Your task is to print every entry below exactly as given.

**** Items ****

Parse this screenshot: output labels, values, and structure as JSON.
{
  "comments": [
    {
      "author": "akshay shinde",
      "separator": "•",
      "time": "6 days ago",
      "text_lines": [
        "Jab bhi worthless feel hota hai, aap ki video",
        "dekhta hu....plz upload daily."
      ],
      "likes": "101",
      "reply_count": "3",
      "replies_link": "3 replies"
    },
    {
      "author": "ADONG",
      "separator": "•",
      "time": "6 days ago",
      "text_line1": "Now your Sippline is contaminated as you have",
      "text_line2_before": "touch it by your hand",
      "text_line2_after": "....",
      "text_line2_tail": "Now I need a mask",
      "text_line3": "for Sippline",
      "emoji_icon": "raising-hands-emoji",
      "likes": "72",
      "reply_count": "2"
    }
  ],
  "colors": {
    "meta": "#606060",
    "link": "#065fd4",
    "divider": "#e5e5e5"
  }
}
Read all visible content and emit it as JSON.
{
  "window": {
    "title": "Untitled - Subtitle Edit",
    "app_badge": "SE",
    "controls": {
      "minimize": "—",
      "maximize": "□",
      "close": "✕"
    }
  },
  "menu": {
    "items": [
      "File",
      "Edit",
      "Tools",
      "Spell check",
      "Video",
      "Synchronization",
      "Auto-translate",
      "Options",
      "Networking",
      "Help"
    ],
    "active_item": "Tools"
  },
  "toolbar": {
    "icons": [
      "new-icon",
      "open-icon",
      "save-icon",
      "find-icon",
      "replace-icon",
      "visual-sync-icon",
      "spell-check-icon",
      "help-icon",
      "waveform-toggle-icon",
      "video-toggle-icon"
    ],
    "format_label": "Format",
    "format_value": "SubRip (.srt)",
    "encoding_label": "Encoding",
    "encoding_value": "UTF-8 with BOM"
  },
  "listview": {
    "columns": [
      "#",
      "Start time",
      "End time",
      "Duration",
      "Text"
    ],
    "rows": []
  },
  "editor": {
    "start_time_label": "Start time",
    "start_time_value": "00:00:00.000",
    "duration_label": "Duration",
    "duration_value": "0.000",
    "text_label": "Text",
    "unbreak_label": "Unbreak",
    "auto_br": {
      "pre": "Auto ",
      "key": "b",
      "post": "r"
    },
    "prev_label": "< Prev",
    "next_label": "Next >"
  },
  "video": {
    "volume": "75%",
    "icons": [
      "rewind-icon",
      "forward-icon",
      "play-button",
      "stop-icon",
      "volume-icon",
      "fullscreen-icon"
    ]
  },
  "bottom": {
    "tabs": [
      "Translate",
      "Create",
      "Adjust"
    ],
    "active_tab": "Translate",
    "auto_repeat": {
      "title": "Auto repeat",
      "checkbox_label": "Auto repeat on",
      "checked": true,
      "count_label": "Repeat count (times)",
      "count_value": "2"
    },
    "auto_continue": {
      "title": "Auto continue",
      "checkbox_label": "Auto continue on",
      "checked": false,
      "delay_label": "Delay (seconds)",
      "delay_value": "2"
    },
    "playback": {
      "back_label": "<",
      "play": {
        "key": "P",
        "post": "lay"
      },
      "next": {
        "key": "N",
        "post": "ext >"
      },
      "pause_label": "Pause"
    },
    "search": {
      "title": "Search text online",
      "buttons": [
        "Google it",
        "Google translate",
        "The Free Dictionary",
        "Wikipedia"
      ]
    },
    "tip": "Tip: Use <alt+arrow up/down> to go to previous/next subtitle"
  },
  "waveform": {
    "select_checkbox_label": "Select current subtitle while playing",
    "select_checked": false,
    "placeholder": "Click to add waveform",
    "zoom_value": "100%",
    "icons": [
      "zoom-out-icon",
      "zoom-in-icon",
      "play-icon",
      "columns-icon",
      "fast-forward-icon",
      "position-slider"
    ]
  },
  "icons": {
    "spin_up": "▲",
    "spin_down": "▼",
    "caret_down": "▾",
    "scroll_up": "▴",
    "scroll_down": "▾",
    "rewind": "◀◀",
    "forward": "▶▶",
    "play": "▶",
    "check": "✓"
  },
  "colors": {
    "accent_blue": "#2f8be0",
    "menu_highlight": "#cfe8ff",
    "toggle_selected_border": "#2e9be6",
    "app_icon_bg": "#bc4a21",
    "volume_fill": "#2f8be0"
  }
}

****

• Exercise solution:
Parse this screenshot: output labels, values, and structure as JSON.
{
  "comments": [
    {
      "author": "akshay shinde",
      "separator": "•",
      "time": "6 days ago",
      "text_lines": [
        "Jab bhi worthless feel hota hai, aap ki video",
        "dekhta hu....plz upload daily."
      ],
      "likes": "101",
      "reply_count": "3",
      "replies_link": "3 replies"
    },
    {
      "author": "ADONG",
      "separator": "•",
      "time": "6 days ago",
      "text_line1": "Now your Sippline is contaminated as you have",
      "text_line2_before": "touch it by your hand",
      "text_line2_after": "....",
      "text_line2_tail": "Now I need a mask",
      "text_line3": "for Sippline",
      "emoji_icon": "raising-hands-emoji",
      "likes": "72",
      "reply_count": "2"
    }
  ],
  "colors": {
    "meta": "#606060",
    "link": "#065fd4",
    "divider": "#e5e5e5"
  }
}
Read all visible content and emit it as JSON.
{
  "window": {
    "title": "Untitled - Subtitle Edit",
    "app_badge": "SE",
    "controls": {
      "minimize": "—",
      "maximize": "□",
      "close": "✕"
    }
  },
  "menu": {
    "items": [
      "File",
      "Edit",
      "Tools",
      "Spell check",
      "Video",
      "Synchronization",
      "Auto-translate",
      "Options",
      "Networking",
      "Help"
    ],
    "active_item": "Tools"
  },
  "toolbar": {
    "icons": [
      "new-icon",
      "open-icon",
      "save-icon",
      "find-icon",
      "replace-icon",
      "visual-sync-icon",
      "spell-check-icon",
      "help-icon",
      "waveform-toggle-icon",
      "video-toggle-icon"
    ],
    "format_label": "Format",
    "format_value": "SubRip (.srt)",
    "encoding_label": "Encoding",
    "encoding_value": "UTF-8 with BOM"
  },
  "listview": {
    "columns": [
      "#",
      "Start time",
      "End time",
      "Duration",
      "Text"
    ],
    "rows": []
  },
  "editor": {
    "start_time_label": "Start time",
    "start_time_value": "00:00:00.000",
    "duration_label": "Duration",
    "duration_value": "0.000",
    "text_label": "Text",
    "unbreak_label": "Unbreak",
    "auto_br": {
      "pre": "Auto ",
      "key": "b",
      "post": "r"
    },
    "prev_label": "< Prev",
    "next_label": "Next >"
  },
  "video": {
    "volume": "75%",
    "icons": [
      "rewind-icon",
      "forward-icon",
      "play-button",
      "stop-icon",
      "volume-icon",
      "fullscreen-icon"
    ]
  },
  "bottom": {
    "tabs": [
      "Translate",
      "Create",
      "Adjust"
    ],
    "active_tab": "Translate",
    "auto_repeat": {
      "title": "Auto repeat",
      "checkbox_label": "Auto repeat on",
      "checked": true,
      "count_label": "Repeat count (times)",
      "count_value": "2"
    },
    "auto_continue": {
      "title": "Auto continue",
      "checkbox_label": "Auto continue on",
      "checked": false,
      "delay_label": "Delay (seconds)",
      "delay_value": "2"
    },
    "playback": {
      "back_label": "<",
      "play": {
        "key": "P",
        "post": "lay"
      },
      "next": {
        "key": "N",
        "post": "ext >"
      },
      "pause_label": "Pause"
    },
    "search": {
      "title": "Search text online",
      "buttons": [
        "Google it",
        "Google translate",
        "The Free Dictionary",
        "Wikipedia"
      ]
    },
    "tip": "Tip: Use <alt+arrow up/down> to go to previous/next subtitle"
  },
  "waveform": {
    "select_checkbox_label": "Select current subtitle while playing",
    "select_checked": false,
    "placeholder": "Click to add waveform",
    "zoom_value": "100%",
    "icons": [
      "zoom-out-icon",
      "zoom-in-icon",
      "play-icon",
      "columns-icon",
      "fast-forward-icon",
      "position-slider"
    ]
  },
  "icons": {
    "spin_up": "▲",
    "spin_down": "▼",
    "caret_down": "▾",
    "scroll_up": "▴",
    "scroll_down": "▾",
    "rewind": "◀◀",
    "forward": "▶▶",
    "play": "▶",
    "check": "✓"
  },
  "colors": {
    "accent_blue": "#2f8be0",
    "menu_highlight": "#cfe8ff",
    "toggle_selected_border": "#2e9be6",
    "app_icon_bg": "#bc4a21",
    "volume_fill": "#2f8be0"
  }
}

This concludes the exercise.